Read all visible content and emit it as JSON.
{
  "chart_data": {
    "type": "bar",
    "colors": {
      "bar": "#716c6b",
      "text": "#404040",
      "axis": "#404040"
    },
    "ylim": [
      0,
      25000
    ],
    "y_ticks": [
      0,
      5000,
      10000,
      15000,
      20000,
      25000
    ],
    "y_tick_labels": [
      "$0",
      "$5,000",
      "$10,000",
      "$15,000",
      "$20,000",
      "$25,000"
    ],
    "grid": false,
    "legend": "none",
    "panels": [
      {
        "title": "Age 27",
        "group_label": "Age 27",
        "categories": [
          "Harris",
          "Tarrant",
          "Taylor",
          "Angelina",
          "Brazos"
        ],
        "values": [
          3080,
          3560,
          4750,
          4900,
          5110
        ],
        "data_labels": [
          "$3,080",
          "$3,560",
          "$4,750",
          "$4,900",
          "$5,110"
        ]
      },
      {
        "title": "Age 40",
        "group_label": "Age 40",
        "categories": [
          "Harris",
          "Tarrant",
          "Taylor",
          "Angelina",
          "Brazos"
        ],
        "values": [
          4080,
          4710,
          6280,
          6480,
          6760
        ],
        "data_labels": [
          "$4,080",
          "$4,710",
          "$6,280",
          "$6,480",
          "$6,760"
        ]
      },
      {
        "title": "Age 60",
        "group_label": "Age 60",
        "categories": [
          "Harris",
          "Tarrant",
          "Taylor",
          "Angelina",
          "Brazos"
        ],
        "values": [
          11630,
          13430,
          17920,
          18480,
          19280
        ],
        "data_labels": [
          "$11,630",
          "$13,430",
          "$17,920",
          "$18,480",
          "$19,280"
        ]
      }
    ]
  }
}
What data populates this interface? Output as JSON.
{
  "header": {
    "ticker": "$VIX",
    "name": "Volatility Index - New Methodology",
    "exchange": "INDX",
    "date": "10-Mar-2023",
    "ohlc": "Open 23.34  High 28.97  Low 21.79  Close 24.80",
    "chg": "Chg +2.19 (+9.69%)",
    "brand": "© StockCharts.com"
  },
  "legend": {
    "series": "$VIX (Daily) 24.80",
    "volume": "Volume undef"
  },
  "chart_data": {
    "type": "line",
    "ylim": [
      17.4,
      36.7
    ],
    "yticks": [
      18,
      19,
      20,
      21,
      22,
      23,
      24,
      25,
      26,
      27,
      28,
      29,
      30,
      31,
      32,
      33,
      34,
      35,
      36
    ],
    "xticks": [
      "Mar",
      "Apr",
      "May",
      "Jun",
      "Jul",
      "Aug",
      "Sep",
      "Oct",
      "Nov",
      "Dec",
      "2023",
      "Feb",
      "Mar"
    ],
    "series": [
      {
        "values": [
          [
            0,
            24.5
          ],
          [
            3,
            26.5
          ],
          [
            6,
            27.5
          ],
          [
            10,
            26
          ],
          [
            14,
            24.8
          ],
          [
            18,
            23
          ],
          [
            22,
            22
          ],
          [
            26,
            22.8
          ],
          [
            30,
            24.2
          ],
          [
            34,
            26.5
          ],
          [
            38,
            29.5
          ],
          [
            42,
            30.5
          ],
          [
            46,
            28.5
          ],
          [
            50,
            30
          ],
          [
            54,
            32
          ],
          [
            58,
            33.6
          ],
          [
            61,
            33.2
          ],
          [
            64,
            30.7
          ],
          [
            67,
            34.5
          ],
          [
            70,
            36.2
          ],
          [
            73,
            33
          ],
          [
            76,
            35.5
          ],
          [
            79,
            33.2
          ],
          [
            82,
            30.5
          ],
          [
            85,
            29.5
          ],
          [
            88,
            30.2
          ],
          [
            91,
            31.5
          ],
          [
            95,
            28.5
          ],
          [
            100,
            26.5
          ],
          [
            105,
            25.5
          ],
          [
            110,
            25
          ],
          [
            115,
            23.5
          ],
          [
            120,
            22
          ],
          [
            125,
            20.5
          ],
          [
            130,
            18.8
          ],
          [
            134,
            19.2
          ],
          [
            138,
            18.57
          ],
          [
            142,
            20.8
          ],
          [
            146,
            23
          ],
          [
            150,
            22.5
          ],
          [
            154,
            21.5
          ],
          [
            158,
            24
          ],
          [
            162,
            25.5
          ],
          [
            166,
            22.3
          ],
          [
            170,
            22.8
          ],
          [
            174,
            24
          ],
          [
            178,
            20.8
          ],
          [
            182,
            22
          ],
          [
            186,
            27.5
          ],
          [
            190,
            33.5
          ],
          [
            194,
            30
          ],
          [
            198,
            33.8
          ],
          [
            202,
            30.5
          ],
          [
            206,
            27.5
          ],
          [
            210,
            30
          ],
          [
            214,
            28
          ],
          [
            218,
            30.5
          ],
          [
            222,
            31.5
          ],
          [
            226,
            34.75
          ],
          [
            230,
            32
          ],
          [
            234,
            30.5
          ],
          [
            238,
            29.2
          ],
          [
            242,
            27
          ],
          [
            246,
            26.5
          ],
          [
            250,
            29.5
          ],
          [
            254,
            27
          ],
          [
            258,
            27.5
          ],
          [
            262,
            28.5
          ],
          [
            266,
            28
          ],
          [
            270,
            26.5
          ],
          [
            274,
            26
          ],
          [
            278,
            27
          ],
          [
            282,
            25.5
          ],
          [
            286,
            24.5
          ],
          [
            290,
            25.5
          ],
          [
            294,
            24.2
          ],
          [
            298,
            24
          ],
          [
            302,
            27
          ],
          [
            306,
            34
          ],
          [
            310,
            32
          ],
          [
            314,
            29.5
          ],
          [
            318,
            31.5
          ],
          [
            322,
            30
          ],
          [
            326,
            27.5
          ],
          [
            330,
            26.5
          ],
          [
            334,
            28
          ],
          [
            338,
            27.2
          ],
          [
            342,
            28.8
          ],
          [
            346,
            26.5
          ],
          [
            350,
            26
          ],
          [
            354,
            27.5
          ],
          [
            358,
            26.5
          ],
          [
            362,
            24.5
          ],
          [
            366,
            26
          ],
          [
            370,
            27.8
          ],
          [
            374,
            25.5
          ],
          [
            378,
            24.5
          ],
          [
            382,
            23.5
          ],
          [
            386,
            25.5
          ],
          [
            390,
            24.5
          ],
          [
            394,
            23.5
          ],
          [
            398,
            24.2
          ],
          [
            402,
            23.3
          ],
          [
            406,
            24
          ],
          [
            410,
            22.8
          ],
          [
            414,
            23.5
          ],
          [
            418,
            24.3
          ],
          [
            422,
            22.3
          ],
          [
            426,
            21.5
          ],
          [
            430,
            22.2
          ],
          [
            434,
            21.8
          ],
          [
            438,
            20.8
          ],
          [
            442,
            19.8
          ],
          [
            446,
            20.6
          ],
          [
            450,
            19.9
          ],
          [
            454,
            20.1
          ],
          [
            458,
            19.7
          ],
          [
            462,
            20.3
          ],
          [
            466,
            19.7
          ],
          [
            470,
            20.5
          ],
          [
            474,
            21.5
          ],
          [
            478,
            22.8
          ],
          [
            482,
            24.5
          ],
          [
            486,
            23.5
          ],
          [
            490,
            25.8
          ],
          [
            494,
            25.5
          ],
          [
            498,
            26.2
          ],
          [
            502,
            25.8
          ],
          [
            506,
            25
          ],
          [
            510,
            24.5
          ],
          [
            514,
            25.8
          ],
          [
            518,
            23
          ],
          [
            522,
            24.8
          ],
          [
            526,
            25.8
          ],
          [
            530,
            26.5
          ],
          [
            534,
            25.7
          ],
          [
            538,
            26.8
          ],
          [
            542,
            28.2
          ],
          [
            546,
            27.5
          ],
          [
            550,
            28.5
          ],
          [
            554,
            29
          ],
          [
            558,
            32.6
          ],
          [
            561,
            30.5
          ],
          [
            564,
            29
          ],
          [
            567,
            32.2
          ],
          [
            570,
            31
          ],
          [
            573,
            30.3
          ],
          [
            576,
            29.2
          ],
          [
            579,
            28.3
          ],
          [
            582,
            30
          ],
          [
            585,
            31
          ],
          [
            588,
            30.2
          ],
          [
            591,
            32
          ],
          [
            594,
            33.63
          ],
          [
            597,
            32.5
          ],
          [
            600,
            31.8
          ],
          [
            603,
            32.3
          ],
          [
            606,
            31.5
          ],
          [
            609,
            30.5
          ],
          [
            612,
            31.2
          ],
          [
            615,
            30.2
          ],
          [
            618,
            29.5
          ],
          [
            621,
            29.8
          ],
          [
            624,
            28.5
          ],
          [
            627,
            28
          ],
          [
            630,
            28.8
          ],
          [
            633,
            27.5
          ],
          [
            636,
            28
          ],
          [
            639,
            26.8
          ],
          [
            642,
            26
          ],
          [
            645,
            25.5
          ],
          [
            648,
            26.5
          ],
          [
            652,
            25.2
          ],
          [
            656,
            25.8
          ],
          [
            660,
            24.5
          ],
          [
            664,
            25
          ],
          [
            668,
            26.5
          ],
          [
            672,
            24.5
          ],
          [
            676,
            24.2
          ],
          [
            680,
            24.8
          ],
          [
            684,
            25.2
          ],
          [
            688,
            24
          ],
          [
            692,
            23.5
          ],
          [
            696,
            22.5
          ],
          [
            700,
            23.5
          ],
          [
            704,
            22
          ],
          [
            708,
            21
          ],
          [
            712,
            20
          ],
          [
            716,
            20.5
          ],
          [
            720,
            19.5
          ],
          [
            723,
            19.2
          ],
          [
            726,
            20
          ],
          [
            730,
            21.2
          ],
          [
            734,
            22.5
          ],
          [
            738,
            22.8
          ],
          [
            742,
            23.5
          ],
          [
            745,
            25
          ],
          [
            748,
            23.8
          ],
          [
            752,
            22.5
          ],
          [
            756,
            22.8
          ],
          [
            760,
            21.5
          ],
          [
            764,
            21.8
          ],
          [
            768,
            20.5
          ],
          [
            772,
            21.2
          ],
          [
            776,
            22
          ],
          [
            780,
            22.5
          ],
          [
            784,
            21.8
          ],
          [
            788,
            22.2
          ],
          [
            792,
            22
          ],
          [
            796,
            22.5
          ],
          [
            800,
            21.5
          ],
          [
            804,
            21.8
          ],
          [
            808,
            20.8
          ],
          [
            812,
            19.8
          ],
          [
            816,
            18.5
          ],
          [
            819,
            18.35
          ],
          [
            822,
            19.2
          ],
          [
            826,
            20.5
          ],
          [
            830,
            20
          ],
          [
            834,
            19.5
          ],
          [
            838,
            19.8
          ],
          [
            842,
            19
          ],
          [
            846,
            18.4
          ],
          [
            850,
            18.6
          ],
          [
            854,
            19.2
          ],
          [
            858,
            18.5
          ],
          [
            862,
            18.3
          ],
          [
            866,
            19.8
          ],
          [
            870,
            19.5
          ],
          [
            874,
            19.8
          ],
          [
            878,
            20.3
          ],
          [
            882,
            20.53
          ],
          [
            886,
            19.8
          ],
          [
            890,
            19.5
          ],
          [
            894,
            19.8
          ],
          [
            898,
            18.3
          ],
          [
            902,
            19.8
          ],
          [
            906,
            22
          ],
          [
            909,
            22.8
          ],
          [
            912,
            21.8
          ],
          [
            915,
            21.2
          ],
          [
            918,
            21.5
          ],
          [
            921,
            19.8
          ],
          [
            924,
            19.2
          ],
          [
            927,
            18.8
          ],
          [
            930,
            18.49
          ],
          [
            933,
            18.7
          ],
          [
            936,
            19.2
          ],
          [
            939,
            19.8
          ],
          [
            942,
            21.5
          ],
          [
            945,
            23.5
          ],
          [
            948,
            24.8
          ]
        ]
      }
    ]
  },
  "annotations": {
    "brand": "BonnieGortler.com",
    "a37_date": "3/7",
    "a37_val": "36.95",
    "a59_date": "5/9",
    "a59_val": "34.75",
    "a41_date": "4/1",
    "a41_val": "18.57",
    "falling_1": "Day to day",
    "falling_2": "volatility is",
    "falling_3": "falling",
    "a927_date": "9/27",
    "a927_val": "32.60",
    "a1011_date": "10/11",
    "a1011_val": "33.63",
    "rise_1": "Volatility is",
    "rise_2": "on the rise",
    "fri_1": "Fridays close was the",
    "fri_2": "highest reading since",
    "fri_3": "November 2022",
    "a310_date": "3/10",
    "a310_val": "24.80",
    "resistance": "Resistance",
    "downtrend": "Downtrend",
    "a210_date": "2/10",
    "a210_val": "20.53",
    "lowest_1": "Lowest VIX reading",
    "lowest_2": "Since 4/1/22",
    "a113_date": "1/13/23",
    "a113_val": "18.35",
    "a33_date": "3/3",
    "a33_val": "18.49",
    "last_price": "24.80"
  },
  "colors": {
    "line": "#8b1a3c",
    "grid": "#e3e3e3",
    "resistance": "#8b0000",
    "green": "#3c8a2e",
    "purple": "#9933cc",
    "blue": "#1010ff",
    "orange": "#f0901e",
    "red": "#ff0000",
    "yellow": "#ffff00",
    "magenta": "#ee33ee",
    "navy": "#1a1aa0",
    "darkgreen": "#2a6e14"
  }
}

* **Exercise brief**:
From the entries above, collect every line with the string "JSON" in it.

* **Exercise output**:
Read all visible content and emit it as JSON.
What data populates this interface? Output as JSON.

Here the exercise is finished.